## Collection entries
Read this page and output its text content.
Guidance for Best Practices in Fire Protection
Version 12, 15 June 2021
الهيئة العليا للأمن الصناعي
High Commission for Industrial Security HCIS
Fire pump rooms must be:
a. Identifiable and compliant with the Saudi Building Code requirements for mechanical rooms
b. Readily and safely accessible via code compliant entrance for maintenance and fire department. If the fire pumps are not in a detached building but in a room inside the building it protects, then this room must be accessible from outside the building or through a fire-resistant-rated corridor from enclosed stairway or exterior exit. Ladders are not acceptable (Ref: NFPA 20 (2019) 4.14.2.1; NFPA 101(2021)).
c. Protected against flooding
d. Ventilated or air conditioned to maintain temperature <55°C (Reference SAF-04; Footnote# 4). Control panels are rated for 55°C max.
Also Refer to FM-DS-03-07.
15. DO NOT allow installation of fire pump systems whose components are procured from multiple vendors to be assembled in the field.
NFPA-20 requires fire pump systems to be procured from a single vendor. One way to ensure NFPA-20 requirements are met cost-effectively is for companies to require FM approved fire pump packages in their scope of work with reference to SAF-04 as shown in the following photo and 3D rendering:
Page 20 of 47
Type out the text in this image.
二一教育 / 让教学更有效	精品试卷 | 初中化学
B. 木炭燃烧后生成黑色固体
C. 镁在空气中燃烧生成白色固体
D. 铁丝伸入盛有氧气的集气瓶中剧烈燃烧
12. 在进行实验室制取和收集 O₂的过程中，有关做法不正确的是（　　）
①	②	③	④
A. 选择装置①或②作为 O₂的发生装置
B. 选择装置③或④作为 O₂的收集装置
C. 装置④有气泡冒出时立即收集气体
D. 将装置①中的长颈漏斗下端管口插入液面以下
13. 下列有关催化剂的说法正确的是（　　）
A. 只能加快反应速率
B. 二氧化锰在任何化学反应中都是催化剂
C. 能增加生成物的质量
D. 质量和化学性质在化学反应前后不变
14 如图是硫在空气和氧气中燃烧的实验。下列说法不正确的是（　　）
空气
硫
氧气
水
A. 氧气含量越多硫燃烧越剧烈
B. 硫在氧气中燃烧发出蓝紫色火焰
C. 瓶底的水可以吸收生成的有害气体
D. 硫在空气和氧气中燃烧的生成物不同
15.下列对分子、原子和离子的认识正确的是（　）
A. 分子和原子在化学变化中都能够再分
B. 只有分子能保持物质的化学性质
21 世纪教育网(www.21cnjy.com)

## Goal of the exercise
Copy out each line exactly.

## In response
Read this page and output its text content.
Guidance for Best Practices in Fire Protection
Version 12, 15 June 2021
الهيئة العليا للأمن الصناعي
High Commission for Industrial Security HCIS
Fire pump rooms must be:
a. Identifiable and compliant with the Saudi Building Code requirements for mechanical rooms
b. Readily and safely accessible via code compliant entrance for maintenance and fire department. If the fire pumps are not in a detached building but in a room inside the building it protects, then this room must be accessible from outside the building or through a fire-resistant-rated corridor from enclosed stairway or exterior exit. Ladders are not acceptable (Ref: NFPA 20 (2019) 4.14.2.1; NFPA 101(2021)).
c. Protected against flooding
d. Ventilated or air conditioned to maintain temperature <55°C (Reference SAF-04; Footnote# 4). Control panels are rated for 55°C max.
Also Refer to FM-DS-03-07.
15. DO NOT allow installation of fire pump systems whose components are procured from multiple vendors to be assembled in the field.
NFPA-20 requires fire pump systems to be procured from a single vendor. One way to ensure NFPA-20 requirements are met cost-effectively is for companies to require FM approved fire pump packages in their scope of work with reference to SAF-04 as shown in the following photo and 3D rendering:
Page 20 of 47
Type out the text in this image.
二一教育 / 让教学更有效	精品试卷 | 初中化学
B. 木炭燃烧后生成黑色固体
C. 镁在空气中燃烧生成白色固体
D. 铁丝伸入盛有氧气的集气瓶中剧烈燃烧
12. 在进行实验室制取和收集 O₂的过程中，有关做法不正确的是（　　）
①	②	③	④
A. 选择装置①或②作为 O₂的发生装置
B. 选择装置③或④作为 O₂的收集装置
C. 装置④有气泡冒出时立即收集气体
D. 将装置①中的长颈漏斗下端管口插入液面以下
13. 下列有关催化剂的说法正确的是（　　）
A. 只能加快反应速率
B. 二氧化锰在任何化学反应中都是催化剂
C. 能增加生成物的质量
D. 质量和化学性质在化学反应前后不变
14 如图是硫在空气和氧气中燃烧的实验。下列说法不正确的是（　　）
空气
硫
氧气
水
A. 氧气含量越多硫燃烧越剧烈
B. 硫在氧气中燃烧发出蓝紫色火焰
C. 瓶底的水可以吸收生成的有害气体
D. 硫在空气和氧气中燃烧的生成物不同
15.下列对分子、原子和离子的认识正确的是（　）
A. 分子和原子在化学变化中都能够再分
B. 只有分子能保持物质的化学性质
21 世纪教育网(www.21cnjy.com)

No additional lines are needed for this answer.